_DATA ROWS_:
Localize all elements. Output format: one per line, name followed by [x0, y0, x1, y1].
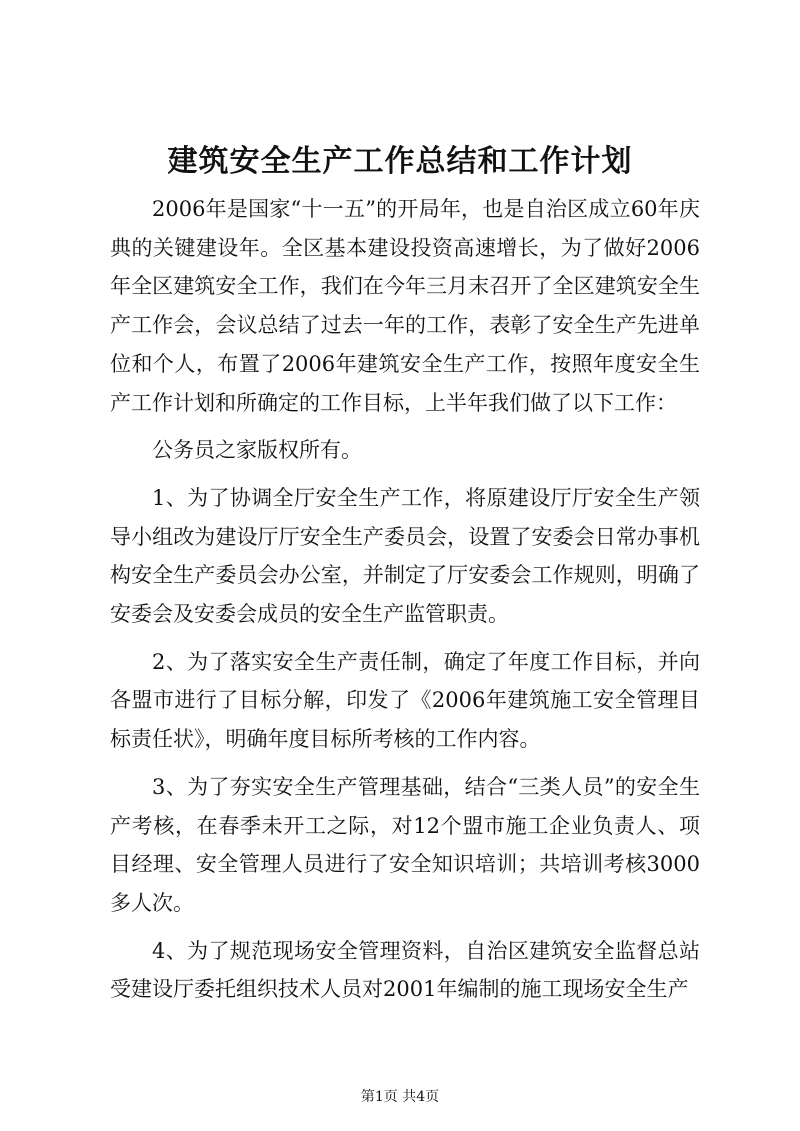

* * *

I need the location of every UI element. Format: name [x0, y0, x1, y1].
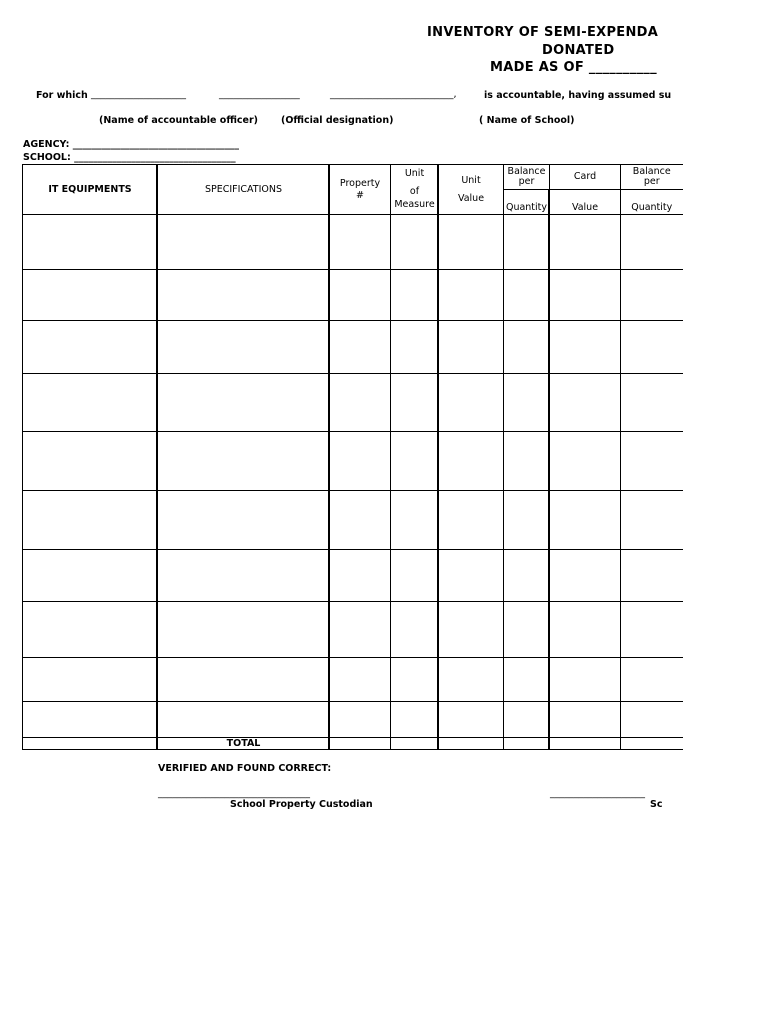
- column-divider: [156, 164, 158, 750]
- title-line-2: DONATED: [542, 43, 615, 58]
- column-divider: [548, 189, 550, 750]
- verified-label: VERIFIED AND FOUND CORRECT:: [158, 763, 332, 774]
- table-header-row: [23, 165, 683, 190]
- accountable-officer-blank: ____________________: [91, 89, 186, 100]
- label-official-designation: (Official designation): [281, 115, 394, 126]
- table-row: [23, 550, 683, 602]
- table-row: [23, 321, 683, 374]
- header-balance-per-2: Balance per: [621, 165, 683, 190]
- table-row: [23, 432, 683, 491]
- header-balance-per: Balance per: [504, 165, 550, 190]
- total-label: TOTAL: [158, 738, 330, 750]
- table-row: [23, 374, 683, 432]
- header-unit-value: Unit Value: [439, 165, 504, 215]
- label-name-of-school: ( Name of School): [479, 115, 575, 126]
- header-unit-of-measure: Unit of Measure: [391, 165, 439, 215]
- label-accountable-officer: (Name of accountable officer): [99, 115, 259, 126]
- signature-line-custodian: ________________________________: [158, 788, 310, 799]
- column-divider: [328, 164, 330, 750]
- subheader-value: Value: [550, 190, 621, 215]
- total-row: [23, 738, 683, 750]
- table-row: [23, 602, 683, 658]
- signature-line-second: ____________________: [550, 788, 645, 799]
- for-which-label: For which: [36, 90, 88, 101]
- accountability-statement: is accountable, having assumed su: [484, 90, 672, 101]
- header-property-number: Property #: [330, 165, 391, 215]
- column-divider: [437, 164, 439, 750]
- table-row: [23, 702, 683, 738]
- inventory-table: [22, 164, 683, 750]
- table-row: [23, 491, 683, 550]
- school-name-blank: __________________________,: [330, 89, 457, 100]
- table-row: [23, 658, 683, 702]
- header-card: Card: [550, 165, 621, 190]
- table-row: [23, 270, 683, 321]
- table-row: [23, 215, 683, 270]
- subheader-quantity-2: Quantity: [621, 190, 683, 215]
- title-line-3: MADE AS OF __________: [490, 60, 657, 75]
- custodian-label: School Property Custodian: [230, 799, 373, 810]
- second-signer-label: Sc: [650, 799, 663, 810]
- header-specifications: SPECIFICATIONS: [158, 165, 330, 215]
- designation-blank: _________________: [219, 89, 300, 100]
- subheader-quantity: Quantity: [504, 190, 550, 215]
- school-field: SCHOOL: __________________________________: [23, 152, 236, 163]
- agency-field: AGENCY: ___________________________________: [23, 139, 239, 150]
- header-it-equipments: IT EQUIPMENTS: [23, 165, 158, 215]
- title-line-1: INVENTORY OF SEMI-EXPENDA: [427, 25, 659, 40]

==

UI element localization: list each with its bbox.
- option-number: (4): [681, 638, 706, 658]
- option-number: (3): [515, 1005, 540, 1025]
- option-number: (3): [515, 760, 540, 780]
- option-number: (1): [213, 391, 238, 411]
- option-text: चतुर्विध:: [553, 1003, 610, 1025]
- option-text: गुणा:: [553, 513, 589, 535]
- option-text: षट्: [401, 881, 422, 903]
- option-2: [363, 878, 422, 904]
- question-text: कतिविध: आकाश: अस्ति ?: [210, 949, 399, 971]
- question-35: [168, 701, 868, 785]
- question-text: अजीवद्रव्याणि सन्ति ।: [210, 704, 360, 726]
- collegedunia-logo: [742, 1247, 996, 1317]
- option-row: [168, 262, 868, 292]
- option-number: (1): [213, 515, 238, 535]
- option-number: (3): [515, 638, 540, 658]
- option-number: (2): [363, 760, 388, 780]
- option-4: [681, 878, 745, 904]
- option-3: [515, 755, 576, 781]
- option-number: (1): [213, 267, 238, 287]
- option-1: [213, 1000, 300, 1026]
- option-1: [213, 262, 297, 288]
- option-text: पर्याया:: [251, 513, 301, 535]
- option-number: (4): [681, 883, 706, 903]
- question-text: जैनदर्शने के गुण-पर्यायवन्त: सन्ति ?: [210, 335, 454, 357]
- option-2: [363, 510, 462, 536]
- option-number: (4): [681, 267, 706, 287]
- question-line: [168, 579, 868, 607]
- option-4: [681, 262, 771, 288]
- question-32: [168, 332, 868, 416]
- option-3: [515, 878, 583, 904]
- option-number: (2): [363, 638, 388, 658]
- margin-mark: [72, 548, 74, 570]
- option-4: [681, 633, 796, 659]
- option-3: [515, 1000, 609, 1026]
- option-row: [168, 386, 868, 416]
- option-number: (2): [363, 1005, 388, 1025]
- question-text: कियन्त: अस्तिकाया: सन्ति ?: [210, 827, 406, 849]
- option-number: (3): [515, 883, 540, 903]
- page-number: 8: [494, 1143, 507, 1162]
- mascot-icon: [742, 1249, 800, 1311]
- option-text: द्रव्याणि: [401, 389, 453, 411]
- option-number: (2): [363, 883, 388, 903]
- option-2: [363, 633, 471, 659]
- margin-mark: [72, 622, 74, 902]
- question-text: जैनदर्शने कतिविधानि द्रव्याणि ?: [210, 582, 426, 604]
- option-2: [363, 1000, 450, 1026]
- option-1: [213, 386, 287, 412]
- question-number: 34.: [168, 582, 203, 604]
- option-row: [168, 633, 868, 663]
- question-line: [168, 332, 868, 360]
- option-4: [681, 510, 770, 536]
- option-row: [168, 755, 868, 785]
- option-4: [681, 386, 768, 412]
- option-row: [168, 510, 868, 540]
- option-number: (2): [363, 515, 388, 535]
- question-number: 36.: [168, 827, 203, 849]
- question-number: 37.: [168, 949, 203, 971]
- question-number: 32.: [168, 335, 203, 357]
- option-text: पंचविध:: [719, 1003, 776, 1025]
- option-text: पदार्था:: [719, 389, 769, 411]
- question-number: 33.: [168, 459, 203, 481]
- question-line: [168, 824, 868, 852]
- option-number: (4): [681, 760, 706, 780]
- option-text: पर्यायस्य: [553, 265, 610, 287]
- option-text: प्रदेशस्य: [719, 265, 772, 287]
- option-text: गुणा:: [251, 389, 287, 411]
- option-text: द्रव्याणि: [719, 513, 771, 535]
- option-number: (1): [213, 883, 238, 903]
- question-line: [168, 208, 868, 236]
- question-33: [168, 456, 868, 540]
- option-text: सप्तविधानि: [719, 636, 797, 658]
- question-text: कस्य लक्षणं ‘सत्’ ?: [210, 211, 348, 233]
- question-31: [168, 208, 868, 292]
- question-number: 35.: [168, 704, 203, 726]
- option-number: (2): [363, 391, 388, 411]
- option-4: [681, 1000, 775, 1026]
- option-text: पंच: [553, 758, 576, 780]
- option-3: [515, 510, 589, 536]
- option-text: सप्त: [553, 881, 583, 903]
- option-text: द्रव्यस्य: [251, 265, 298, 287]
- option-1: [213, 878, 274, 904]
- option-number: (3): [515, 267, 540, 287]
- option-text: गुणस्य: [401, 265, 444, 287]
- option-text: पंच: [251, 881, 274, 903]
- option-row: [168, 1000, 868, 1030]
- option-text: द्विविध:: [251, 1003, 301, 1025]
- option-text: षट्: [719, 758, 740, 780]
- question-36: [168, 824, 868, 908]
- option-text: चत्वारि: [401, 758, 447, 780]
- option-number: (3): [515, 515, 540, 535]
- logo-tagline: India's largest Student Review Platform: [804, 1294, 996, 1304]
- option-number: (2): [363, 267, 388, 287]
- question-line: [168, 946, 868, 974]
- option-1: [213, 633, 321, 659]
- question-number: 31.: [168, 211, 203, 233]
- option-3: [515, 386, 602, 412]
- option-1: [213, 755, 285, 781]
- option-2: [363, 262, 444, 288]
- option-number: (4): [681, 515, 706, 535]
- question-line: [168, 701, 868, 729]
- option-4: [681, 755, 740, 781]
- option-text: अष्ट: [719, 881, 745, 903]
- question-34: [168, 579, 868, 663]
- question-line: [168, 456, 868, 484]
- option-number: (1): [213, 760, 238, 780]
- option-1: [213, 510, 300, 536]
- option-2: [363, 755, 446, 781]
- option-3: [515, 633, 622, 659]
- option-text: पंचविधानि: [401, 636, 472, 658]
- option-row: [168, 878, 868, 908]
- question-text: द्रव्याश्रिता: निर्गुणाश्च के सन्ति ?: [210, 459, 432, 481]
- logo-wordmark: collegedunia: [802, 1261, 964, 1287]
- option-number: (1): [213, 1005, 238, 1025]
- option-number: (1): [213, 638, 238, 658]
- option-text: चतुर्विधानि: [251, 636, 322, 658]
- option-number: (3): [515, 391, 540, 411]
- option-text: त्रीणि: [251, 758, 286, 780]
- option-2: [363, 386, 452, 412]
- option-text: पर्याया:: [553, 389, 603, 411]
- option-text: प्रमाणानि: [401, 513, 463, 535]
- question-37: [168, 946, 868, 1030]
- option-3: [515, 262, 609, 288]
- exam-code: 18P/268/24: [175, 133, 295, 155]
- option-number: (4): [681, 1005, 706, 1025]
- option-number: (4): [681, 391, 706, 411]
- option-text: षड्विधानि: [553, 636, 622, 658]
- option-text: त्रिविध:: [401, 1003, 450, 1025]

_EXERCISE REQUIREMENTS_:
Please render everything in the data above from the line containing "I need the location" down to the line containing "- accountability-statement: is", both included, as a JSON list of strings with one string per line, skipping blank lines. Leave the pictures out of the answer.

_TASK ANSWER_:
[
  "I need the location of every UI element. Format: name [x0, y0, x1, y1].",
  "- column-divider: [156, 164, 158, 750]",
  "- title-line-2: DONATED: [542, 43, 615, 58]",
  "- column-divider: [548, 189, 550, 750]",
  "- verified-label: VERIFIED AND FOUND CORRECT:: [158, 763, 332, 774]",
  "- table-header-row: [23, 165, 683, 190]",
  "- accountable-officer-blank: ____________________: [91, 89, 186, 100]",
  "- label-official-designation: (Official designation): [281, 115, 394, 126]",
  "- table-row: [23, 550, 683, 602]",
  "- table-row: [23, 321, 683, 374]",
  "- header-balance-per-2: Balance per: [621, 165, 683, 190]",
  "- table-row: [23, 432, 683, 491]",
  "- header-balance-per: Balance per: [504, 165, 550, 190]",
  "- total-label: TOTAL: [158, 738, 330, 750]",
  "- table-row: [23, 374, 683, 432]",
  "- header-unit-value: Unit Value: [439, 165, 504, 215]",
  "- label-name-of-school: ( Name of School): [479, 115, 575, 126]",
  "- header-unit-of-measure: Unit of Measure: [391, 165, 439, 215]",
  "- label-accountable-officer: (Name of accountable officer): [99, 115, 259, 126]",
  "- signature-line-custodian: ________________________________: [158, 788, 310, 799]",
  "- column-divider: [328, 164, 330, 750]",
  "- subheader-value: Value: [550, 190, 621, 215]",
  "- total-row: [23, 738, 683, 750]",
  "- table-row: [23, 602, 683, 658]",
  "- signature-line-second: ____________________: [550, 788, 645, 799]",
  "- for-which-label: For which: [36, 90, 88, 101]",
  "- accountability-statement: is accountable, having assumed su: [484, 90, 672, 101]"
]